Job: Identify the lines that contain the string "title" and copy all of them.

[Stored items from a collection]
────────

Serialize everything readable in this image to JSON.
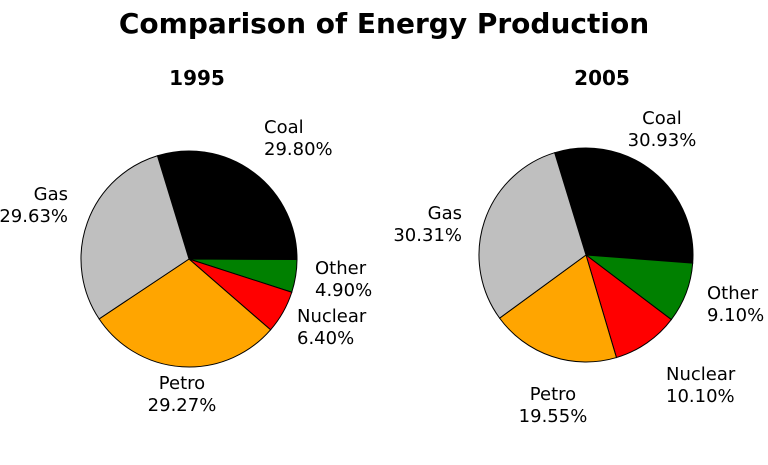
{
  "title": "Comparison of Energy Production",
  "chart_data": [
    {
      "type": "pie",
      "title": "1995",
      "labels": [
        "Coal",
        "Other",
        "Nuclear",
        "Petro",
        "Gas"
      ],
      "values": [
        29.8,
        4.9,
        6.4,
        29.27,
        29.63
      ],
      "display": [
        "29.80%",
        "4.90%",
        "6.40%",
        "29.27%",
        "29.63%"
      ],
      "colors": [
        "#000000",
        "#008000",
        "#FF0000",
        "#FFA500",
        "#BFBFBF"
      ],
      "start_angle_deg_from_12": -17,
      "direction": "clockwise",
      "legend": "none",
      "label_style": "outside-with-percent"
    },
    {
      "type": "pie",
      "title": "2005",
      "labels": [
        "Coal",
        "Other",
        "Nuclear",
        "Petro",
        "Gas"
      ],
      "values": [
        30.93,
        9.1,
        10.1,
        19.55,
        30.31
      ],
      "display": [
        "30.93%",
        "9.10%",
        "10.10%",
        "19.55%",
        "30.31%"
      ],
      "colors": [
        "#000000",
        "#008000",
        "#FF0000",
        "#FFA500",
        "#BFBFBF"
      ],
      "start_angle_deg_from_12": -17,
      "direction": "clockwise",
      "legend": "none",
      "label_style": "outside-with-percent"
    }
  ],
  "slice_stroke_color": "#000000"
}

────────

Exercise solution:
  "title": "Comparison of Energy Production",
      "title": "1995",
      "title": "2005",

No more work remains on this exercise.